# Task statement:
Every line below that contains "respondent" is to be copied.

# Information provided:
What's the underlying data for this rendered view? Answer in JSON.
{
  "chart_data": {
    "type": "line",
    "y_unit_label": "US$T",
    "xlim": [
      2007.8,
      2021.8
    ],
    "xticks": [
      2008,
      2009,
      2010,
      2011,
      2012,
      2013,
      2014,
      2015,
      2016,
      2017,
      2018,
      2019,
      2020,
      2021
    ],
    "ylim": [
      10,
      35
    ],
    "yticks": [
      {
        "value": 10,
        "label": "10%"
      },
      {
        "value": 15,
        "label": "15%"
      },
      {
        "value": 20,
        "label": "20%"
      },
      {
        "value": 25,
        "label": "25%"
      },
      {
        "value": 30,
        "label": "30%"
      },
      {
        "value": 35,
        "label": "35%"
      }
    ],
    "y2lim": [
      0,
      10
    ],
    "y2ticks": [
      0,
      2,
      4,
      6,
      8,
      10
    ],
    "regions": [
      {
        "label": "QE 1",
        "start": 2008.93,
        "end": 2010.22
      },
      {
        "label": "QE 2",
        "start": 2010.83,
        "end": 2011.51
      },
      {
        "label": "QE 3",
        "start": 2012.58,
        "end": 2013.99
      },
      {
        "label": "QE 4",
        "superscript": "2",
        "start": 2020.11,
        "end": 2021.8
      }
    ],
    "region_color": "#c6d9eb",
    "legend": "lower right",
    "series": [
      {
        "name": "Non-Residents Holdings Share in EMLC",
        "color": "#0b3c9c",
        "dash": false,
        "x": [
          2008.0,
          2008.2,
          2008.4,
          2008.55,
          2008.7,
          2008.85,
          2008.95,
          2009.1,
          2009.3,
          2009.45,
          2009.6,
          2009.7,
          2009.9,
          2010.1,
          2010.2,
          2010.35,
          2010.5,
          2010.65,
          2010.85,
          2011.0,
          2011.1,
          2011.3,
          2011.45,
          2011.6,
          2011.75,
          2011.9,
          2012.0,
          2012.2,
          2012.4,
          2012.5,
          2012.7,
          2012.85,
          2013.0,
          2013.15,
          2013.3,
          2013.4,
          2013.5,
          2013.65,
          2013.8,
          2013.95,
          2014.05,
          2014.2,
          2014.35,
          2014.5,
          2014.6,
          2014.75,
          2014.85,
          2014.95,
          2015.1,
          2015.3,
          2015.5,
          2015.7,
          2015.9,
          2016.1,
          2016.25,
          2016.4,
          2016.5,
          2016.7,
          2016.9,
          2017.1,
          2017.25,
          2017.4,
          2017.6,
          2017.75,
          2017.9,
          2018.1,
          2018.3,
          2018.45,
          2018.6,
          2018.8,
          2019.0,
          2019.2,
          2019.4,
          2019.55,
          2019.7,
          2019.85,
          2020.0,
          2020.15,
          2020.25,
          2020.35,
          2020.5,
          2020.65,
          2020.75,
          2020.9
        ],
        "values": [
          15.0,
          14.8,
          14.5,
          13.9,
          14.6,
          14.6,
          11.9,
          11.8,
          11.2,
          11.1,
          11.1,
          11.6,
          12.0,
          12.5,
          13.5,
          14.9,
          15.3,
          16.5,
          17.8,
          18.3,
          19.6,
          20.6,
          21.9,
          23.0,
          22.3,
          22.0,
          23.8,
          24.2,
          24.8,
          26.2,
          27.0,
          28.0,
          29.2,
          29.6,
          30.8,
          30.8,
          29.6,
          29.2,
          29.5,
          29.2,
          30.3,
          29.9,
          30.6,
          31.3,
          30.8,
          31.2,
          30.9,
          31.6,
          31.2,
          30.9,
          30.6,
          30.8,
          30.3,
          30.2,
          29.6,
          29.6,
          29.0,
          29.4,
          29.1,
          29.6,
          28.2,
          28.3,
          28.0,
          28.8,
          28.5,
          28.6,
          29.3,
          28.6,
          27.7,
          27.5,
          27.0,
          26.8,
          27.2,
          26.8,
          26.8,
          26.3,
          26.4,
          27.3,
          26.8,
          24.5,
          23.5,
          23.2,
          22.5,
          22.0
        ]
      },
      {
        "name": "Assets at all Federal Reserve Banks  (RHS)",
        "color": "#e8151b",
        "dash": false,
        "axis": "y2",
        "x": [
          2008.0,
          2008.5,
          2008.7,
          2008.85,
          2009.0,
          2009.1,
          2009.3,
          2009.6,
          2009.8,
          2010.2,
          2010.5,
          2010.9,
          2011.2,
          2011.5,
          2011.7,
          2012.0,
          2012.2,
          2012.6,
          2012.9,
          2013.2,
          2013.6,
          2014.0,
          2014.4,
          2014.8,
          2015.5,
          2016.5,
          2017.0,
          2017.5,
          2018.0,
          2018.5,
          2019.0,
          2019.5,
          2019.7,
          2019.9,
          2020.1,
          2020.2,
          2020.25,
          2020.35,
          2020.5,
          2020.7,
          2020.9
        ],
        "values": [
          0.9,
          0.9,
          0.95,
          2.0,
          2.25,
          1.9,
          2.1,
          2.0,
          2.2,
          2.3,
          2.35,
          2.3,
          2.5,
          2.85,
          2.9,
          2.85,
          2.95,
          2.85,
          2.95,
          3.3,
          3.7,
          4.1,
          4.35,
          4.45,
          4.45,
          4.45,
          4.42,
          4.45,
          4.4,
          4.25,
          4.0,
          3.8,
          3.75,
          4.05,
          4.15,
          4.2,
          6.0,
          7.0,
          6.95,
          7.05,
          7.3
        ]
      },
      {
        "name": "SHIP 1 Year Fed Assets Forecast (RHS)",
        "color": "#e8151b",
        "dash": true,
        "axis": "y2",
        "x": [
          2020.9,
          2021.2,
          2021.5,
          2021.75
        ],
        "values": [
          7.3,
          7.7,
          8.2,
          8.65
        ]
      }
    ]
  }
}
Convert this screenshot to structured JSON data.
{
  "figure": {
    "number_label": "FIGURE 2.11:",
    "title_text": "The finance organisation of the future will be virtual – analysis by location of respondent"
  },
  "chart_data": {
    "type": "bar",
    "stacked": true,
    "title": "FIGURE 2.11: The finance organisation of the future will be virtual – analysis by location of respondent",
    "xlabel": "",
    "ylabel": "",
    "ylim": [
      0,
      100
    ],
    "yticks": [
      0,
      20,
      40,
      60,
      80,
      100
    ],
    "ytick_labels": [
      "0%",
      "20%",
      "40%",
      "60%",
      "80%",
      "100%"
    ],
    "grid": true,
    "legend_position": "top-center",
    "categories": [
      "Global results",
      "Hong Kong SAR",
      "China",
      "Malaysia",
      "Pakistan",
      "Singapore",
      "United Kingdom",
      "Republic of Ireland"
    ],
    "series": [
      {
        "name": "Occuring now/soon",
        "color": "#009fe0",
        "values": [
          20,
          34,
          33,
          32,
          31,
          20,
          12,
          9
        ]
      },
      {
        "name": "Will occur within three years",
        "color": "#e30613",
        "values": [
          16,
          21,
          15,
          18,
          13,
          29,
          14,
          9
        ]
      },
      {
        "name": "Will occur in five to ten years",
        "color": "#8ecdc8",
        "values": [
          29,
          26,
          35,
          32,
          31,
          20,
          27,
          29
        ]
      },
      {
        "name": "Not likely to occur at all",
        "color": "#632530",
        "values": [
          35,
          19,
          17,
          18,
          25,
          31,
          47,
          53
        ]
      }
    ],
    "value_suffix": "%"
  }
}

# Correct answer:
    "title_text": "The finance organisation of the future will be virtual – analysis by location of respondent"
    "title": "FIGURE 2.11: The finance organisation of the future will be virtual – analysis by location of respondent",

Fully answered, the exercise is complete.